[Records]
______________________________

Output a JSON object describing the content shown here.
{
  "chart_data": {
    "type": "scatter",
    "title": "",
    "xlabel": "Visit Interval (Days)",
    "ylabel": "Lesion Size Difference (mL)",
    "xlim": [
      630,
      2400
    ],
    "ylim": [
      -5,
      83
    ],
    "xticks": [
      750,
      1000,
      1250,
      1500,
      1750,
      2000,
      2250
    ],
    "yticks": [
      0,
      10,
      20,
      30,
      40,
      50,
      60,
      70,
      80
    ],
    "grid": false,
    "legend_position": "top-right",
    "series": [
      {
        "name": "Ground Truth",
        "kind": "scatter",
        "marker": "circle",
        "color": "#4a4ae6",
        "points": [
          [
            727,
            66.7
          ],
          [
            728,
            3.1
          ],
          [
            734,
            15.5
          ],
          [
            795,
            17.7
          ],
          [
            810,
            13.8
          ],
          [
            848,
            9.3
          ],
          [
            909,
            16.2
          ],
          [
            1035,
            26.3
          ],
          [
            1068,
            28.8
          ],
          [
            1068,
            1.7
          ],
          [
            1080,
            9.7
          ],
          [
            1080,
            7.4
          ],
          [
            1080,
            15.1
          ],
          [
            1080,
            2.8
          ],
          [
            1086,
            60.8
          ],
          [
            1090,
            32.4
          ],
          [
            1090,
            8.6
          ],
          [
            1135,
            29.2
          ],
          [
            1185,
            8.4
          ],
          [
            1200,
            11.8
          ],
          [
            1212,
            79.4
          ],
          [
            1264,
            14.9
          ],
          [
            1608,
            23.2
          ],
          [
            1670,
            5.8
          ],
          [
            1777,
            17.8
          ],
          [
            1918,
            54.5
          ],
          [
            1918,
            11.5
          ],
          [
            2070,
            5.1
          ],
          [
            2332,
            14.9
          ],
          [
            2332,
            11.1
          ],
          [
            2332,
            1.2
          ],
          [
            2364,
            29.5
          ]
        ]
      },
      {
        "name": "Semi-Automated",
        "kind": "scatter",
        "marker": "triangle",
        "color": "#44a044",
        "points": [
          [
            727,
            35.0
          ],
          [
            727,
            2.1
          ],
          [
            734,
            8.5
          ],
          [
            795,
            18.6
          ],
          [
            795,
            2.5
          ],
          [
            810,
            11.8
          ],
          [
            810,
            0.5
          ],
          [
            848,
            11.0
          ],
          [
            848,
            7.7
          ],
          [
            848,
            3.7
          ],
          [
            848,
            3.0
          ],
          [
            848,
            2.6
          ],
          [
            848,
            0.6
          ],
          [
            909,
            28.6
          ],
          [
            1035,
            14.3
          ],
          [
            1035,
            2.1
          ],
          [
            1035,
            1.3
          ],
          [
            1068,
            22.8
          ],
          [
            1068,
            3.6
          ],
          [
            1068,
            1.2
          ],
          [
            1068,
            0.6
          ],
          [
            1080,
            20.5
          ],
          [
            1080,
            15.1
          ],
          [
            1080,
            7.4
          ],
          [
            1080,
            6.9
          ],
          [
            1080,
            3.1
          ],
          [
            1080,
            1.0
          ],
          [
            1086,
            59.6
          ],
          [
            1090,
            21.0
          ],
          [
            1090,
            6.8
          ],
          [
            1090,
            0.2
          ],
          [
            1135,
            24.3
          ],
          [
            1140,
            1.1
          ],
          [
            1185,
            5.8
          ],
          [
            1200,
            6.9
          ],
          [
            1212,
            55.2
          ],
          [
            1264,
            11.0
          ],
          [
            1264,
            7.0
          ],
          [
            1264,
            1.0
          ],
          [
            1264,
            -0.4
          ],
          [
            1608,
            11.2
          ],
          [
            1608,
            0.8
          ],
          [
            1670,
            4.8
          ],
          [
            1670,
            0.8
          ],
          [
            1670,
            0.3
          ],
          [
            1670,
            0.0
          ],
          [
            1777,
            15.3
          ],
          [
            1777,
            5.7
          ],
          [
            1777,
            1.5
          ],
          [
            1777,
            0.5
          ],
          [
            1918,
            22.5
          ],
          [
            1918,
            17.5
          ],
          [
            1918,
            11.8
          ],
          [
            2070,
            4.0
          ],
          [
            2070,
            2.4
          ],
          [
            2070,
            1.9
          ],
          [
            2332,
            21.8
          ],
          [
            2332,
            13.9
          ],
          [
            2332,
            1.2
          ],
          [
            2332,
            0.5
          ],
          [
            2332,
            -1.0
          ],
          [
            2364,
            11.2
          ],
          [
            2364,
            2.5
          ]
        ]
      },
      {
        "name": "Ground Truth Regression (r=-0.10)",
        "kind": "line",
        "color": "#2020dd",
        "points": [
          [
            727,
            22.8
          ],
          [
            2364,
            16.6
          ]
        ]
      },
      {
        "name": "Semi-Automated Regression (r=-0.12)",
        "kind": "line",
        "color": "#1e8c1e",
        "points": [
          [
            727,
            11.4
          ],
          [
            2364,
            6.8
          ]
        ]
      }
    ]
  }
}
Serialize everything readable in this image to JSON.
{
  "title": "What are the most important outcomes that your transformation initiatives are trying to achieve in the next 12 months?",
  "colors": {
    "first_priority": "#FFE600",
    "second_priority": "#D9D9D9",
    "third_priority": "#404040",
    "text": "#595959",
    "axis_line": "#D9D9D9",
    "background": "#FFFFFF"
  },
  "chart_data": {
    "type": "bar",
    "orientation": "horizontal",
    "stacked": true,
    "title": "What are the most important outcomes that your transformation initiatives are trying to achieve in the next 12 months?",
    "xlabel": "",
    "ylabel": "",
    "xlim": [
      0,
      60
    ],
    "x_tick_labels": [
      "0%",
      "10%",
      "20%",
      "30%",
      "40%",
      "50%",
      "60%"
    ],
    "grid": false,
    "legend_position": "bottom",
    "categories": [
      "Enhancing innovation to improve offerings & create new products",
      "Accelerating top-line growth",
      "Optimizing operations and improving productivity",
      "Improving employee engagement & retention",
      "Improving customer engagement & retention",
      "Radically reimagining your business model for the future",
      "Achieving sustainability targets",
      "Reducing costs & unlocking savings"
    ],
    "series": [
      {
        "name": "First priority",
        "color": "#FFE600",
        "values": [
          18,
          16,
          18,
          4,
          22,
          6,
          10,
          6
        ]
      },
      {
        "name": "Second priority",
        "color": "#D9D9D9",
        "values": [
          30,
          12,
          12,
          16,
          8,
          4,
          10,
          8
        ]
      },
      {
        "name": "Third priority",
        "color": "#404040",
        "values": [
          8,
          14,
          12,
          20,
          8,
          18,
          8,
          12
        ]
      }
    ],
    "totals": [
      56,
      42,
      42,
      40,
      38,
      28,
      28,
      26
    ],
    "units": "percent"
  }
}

______________________________

● Task prompt
Type out the entries again, word for word.

● Solution to the exercise
Output a JSON object describing the content shown here.
{
  "chart_data": {
    "type": "scatter",
    "title": "",
    "xlabel": "Visit Interval (Days)",
    "ylabel": "Lesion Size Difference (mL)",
    "xlim": [
      630,
      2400
    ],
    "ylim": [
      -5,
      83
    ],
    "xticks": [
      750,
      1000,
      1250,
      1500,
      1750,
      2000,
      2250
    ],
    "yticks": [
      0,
      10,
      20,
      30,
      40,
      50,
      60,
      70,
      80
    ],
    "grid": false,
    "legend_position": "top-right",
    "series": [
      {
        "name": "Ground Truth",
        "kind": "scatter",
        "marker": "circle",
        "color": "#4a4ae6",
        "points": [
          [
            727,
            66.7
          ],
          [
            728,
            3.1
          ],
          [
            734,
            15.5
          ],
          [
            795,
            17.7
          ],
          [
            810,
            13.8
          ],
          [
            848,
            9.3
          ],
          [
            909,
            16.2
          ],
          [
            1035,
            26.3
          ],
          [
            1068,
            28.8
          ],
          [
            1068,
            1.7
          ],
          [
            1080,
            9.7
          ],
          [
            1080,
            7.4
          ],
          [
            1080,
            15.1
          ],
          [
            1080,
            2.8
          ],
          [
            1086,
            60.8
          ],
          [
            1090,
            32.4
          ],
          [
            1090,
            8.6
          ],
          [
            1135,
            29.2
          ],
          [
            1185,
            8.4
          ],
          [
            1200,
            11.8
          ],
          [
            1212,
            79.4
          ],
          [
            1264,
            14.9
          ],
          [
            1608,
            23.2
          ],
          [
            1670,
            5.8
          ],
          [
            1777,
            17.8
          ],
          [
            1918,
            54.5
          ],
          [
            1918,
            11.5
          ],
          [
            2070,
            5.1
          ],
          [
            2332,
            14.9
          ],
          [
            2332,
            11.1
          ],
          [
            2332,
            1.2
          ],
          [
            2364,
            29.5
          ]
        ]
      },
      {
        "name": "Semi-Automated",
        "kind": "scatter",
        "marker": "triangle",
        "color": "#44a044",
        "points": [
          [
            727,
            35.0
          ],
          [
            727,
            2.1
          ],
          [
            734,
            8.5
          ],
          [
            795,
            18.6
          ],
          [
            795,
            2.5
          ],
          [
            810,
            11.8
          ],
          [
            810,
            0.5
          ],
          [
            848,
            11.0
          ],
          [
            848,
            7.7
          ],
          [
            848,
            3.7
          ],
          [
            848,
            3.0
          ],
          [
            848,
            2.6
          ],
          [
            848,
            0.6
          ],
          [
            909,
            28.6
          ],
          [
            1035,
            14.3
          ],
          [
            1035,
            2.1
          ],
          [
            1035,
            1.3
          ],
          [
            1068,
            22.8
          ],
          [
            1068,
            3.6
          ],
          [
            1068,
            1.2
          ],
          [
            1068,
            0.6
          ],
          [
            1080,
            20.5
          ],
          [
            1080,
            15.1
          ],
          [
            1080,
            7.4
          ],
          [
            1080,
            6.9
          ],
          [
            1080,
            3.1
          ],
          [
            1080,
            1.0
          ],
          [
            1086,
            59.6
          ],
          [
            1090,
            21.0
          ],
          [
            1090,
            6.8
          ],
          [
            1090,
            0.2
          ],
          [
            1135,
            24.3
          ],
          [
            1140,
            1.1
          ],
          [
            1185,
            5.8
          ],
          [
            1200,
            6.9
          ],
          [
            1212,
            55.2
          ],
          [
            1264,
            11.0
          ],
          [
            1264,
            7.0
          ],
          [
            1264,
            1.0
          ],
          [
            1264,
            -0.4
          ],
          [
            1608,
            11.2
          ],
          [
            1608,
            0.8
          ],
          [
            1670,
            4.8
          ],
          [
            1670,
            0.8
          ],
          [
            1670,
            0.3
          ],
          [
            1670,
            0.0
          ],
          [
            1777,
            15.3
          ],
          [
            1777,
            5.7
          ],
          [
            1777,
            1.5
          ],
          [
            1777,
            0.5
          ],
          [
            1918,
            22.5
          ],
          [
            1918,
            17.5
          ],
          [
            1918,
            11.8
          ],
          [
            2070,
            4.0
          ],
          [
            2070,
            2.4
          ],
          [
            2070,
            1.9
          ],
          [
            2332,
            21.8
          ],
          [
            2332,
            13.9
          ],
          [
            2332,
            1.2
          ],
          [
            2332,
            0.5
          ],
          [
            2332,
            -1.0
          ],
          [
            2364,
            11.2
          ],
          [
            2364,
            2.5
          ]
        ]
      },
      {
        "name": "Ground Truth Regression (r=-0.10)",
        "kind": "line",
        "color": "#2020dd",
        "points": [
          [
            727,
            22.8
          ],
          [
            2364,
            16.6
          ]
        ]
      },
      {
        "name": "Semi-Automated Regression (r=-0.12)",
        "kind": "line",
        "color": "#1e8c1e",
        "points": [
          [
            727,
            11.4
          ],
          [
            2364,
            6.8
          ]
        ]
      }
    ]
  }
}
Serialize everything readable in this image to JSON.
{
  "title": "What are the most important outcomes that your transformation initiatives are trying to achieve in the next 12 months?",
  "colors": {
    "first_priority": "#FFE600",
    "second_priority": "#D9D9D9",
    "third_priority": "#404040",
    "text": "#595959",
    "axis_line": "#D9D9D9",
    "background": "#FFFFFF"
  },
  "chart_data": {
    "type": "bar",
    "orientation": "horizontal",
    "stacked": true,
    "title": "What are the most important outcomes that your transformation initiatives are trying to achieve in the next 12 months?",
    "xlabel": "",
    "ylabel": "",
    "xlim": [
      0,
      60
    ],
    "x_tick_labels": [
      "0%",
      "10%",
      "20%",
      "30%",
      "40%",
      "50%",
      "60%"
    ],
    "grid": false,
    "legend_position": "bottom",
    "categories": [
      "Enhancing innovation to improve offerings & create new products",
      "Accelerating top-line growth",
      "Optimizing operations and improving productivity",
      "Improving employee engagement & retention",
      "Improving customer engagement & retention",
      "Radically reimagining your business model for the future",
      "Achieving sustainability targets",
      "Reducing costs & unlocking savings"
    ],
    "series": [
      {
        "name": "First priority",
        "color": "#FFE600",
        "values": [
          18,
          16,
          18,
          4,
          22,
          6,
          10,
          6
        ]
      },
      {
        "name": "Second priority",
        "color": "#D9D9D9",
        "values": [
          30,
          12,
          12,
          16,
          8,
          4,
          10,
          8
        ]
      },
      {
        "name": "Third priority",
        "color": "#404040",
        "values": [
          8,
          14,
          12,
          20,
          8,
          18,
          8,
          12
        ]
      }
    ],
    "totals": [
      56,
      42,
      42,
      40,
      38,
      28,
      28,
      26
    ],
    "units": "percent"
  }
}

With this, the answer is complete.